━━━━━ RECORD EXTRACTS ━━━━━

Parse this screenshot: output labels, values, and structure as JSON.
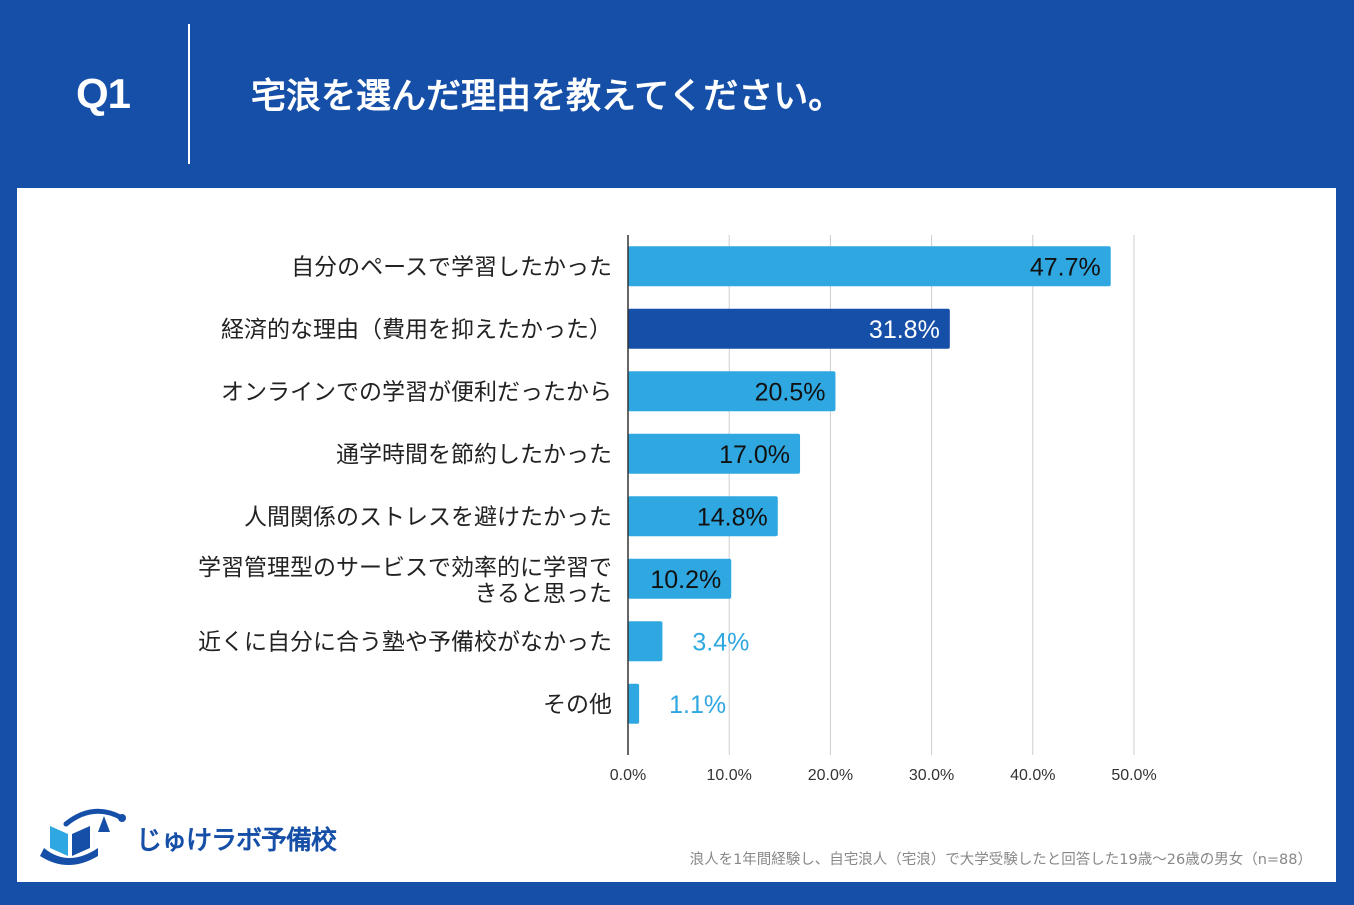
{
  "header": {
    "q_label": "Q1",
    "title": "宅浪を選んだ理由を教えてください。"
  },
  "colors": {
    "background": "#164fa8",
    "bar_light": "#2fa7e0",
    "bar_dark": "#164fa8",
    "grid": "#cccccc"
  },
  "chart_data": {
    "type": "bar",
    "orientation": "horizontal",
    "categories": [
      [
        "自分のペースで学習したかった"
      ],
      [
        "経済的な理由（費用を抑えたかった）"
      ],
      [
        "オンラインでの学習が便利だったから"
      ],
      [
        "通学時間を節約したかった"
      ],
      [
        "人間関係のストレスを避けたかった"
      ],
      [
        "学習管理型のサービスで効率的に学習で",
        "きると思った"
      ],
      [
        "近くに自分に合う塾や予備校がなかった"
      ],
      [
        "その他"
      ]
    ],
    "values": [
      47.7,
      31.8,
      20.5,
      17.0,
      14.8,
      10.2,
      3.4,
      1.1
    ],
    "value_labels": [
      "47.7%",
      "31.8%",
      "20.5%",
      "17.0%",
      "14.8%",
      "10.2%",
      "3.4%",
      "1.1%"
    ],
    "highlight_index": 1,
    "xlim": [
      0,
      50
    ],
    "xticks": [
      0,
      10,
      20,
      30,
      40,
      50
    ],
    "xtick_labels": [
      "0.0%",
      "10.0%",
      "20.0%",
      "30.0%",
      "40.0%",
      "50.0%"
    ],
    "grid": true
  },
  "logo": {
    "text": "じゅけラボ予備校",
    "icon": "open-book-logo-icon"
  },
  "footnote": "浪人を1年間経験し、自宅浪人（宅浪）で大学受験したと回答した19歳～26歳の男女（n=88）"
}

━━━━━
━━━━━ RECORD EXTRACTS ━━━━━

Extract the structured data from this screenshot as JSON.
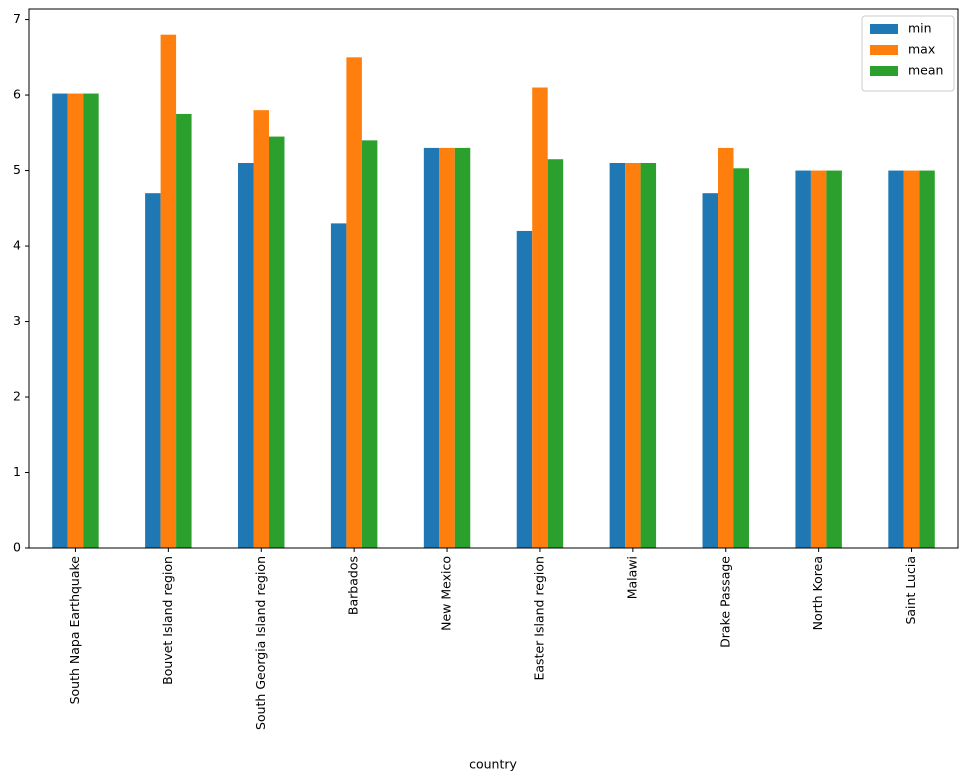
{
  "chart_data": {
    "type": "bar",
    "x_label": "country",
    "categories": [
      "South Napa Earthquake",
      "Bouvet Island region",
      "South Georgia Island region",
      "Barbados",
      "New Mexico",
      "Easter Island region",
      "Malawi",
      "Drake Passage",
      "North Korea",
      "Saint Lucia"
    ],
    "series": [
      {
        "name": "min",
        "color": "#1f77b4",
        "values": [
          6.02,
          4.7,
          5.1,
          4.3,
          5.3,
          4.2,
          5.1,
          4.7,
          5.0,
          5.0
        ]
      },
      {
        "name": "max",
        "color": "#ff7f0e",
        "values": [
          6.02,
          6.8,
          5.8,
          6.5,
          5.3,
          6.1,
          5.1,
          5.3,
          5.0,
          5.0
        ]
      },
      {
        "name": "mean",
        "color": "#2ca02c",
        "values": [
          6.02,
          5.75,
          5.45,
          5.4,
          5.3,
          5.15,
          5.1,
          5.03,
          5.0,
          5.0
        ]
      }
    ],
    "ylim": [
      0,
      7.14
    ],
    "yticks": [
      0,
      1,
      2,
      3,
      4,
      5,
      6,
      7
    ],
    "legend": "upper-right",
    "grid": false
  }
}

━━━━━

*SET PROBLEM*
Leave out every line without the string "JSON" and copy the rest.

*WRITTEN ANSWER*
Parse this screenshot: output labels, values, and structure as JSON.
Extract the structured data from this screenshot as JSON.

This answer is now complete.